WHAT TO DO: Give a verbatim quotation of every record.

RECORDS TO USE:
++++++++
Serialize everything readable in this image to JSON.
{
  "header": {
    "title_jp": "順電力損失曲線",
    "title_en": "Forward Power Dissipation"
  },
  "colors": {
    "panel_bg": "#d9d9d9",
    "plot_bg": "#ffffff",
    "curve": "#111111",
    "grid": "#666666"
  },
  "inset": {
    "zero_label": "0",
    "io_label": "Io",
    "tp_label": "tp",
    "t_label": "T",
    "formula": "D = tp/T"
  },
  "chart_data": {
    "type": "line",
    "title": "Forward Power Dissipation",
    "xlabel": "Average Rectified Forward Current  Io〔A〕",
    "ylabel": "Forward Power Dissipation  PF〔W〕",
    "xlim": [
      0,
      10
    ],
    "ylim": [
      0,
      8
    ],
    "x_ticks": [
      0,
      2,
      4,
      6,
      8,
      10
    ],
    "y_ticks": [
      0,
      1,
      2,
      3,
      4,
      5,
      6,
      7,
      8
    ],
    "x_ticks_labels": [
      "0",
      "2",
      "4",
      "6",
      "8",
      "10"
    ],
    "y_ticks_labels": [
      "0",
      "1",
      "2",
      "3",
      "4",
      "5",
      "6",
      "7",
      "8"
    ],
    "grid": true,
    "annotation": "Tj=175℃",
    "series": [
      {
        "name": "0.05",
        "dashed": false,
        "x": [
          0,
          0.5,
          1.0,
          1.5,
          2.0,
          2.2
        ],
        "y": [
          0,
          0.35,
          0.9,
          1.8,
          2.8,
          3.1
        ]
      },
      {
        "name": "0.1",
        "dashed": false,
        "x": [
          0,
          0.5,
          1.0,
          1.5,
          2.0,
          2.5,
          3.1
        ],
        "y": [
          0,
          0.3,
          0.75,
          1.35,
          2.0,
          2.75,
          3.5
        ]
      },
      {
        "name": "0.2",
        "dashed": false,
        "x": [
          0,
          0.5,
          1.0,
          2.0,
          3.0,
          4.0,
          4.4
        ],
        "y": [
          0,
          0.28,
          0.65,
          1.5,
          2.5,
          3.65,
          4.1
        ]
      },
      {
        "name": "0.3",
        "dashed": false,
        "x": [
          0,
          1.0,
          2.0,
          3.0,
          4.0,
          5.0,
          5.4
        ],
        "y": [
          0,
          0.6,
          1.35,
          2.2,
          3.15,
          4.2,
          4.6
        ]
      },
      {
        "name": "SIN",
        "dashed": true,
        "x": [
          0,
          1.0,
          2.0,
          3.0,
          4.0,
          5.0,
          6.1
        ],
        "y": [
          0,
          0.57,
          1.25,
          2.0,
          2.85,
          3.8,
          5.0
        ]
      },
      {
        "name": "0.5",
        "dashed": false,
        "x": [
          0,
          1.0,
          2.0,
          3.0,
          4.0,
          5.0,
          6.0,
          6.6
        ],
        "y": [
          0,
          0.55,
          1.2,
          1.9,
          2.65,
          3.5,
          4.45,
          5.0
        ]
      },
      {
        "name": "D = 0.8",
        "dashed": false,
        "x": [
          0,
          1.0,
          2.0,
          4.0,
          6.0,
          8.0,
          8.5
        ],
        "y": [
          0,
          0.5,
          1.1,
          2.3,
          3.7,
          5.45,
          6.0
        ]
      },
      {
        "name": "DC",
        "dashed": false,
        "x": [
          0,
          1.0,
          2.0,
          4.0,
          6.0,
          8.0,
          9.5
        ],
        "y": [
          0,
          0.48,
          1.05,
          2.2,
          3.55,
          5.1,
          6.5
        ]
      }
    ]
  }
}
++++++++
COMPLETED EXERCISE:
Serialize everything readable in this image to JSON.
{
  "header": {
    "title_jp": "順電力損失曲線",
    "title_en": "Forward Power Dissipation"
  },
  "colors": {
    "panel_bg": "#d9d9d9",
    "plot_bg": "#ffffff",
    "curve": "#111111",
    "grid": "#666666"
  },
  "inset": {
    "zero_label": "0",
    "io_label": "Io",
    "tp_label": "tp",
    "t_label": "T",
    "formula": "D = tp/T"
  },
  "chart_data": {
    "type": "line",
    "title": "Forward Power Dissipation",
    "xlabel": "Average Rectified Forward Current  Io〔A〕",
    "ylabel": "Forward Power Dissipation  PF〔W〕",
    "xlim": [
      0,
      10
    ],
    "ylim": [
      0,
      8
    ],
    "x_ticks": [
      0,
      2,
      4,
      6,
      8,
      10
    ],
    "y_ticks": [
      0,
      1,
      2,
      3,
      4,
      5,
      6,
      7,
      8
    ],
    "x_ticks_labels": [
      "0",
      "2",
      "4",
      "6",
      "8",
      "10"
    ],
    "y_ticks_labels": [
      "0",
      "1",
      "2",
      "3",
      "4",
      "5",
      "6",
      "7",
      "8"
    ],
    "grid": true,
    "annotation": "Tj=175℃",
    "series": [
      {
        "name": "0.05",
        "dashed": false,
        "x": [
          0,
          0.5,
          1.0,
          1.5,
          2.0,
          2.2
        ],
        "y": [
          0,
          0.35,
          0.9,
          1.8,
          2.8,
          3.1
        ]
      },
      {
        "name": "0.1",
        "dashed": false,
        "x": [
          0,
          0.5,
          1.0,
          1.5,
          2.0,
          2.5,
          3.1
        ],
        "y": [
          0,
          0.3,
          0.75,
          1.35,
          2.0,
          2.75,
          3.5
        ]
      },
      {
        "name": "0.2",
        "dashed": false,
        "x": [
          0,
          0.5,
          1.0,
          2.0,
          3.0,
          4.0,
          4.4
        ],
        "y": [
          0,
          0.28,
          0.65,
          1.5,
          2.5,
          3.65,
          4.1
        ]
      },
      {
        "name": "0.3",
        "dashed": false,
        "x": [
          0,
          1.0,
          2.0,
          3.0,
          4.0,
          5.0,
          5.4
        ],
        "y": [
          0,
          0.6,
          1.35,
          2.2,
          3.15,
          4.2,
          4.6
        ]
      },
      {
        "name": "SIN",
        "dashed": true,
        "x": [
          0,
          1.0,
          2.0,
          3.0,
          4.0,
          5.0,
          6.1
        ],
        "y": [
          0,
          0.57,
          1.25,
          2.0,
          2.85,
          3.8,
          5.0
        ]
      },
      {
        "name": "0.5",
        "dashed": false,
        "x": [
          0,
          1.0,
          2.0,
          3.0,
          4.0,
          5.0,
          6.0,
          6.6
        ],
        "y": [
          0,
          0.55,
          1.2,
          1.9,
          2.65,
          3.5,
          4.45,
          5.0
        ]
      },
      {
        "name": "D = 0.8",
        "dashed": false,
        "x": [
          0,
          1.0,
          2.0,
          4.0,
          6.0,
          8.0,
          8.5
        ],
        "y": [
          0,
          0.5,
          1.1,
          2.3,
          3.7,
          5.45,
          6.0
        ]
      },
      {
        "name": "DC",
        "dashed": false,
        "x": [
          0,
          1.0,
          2.0,
          4.0,
          6.0,
          8.0,
          9.5
        ],
        "y": [
          0,
          0.48,
          1.05,
          2.2,
          3.55,
          5.1,
          6.5
        ]
      }
    ]
  }
}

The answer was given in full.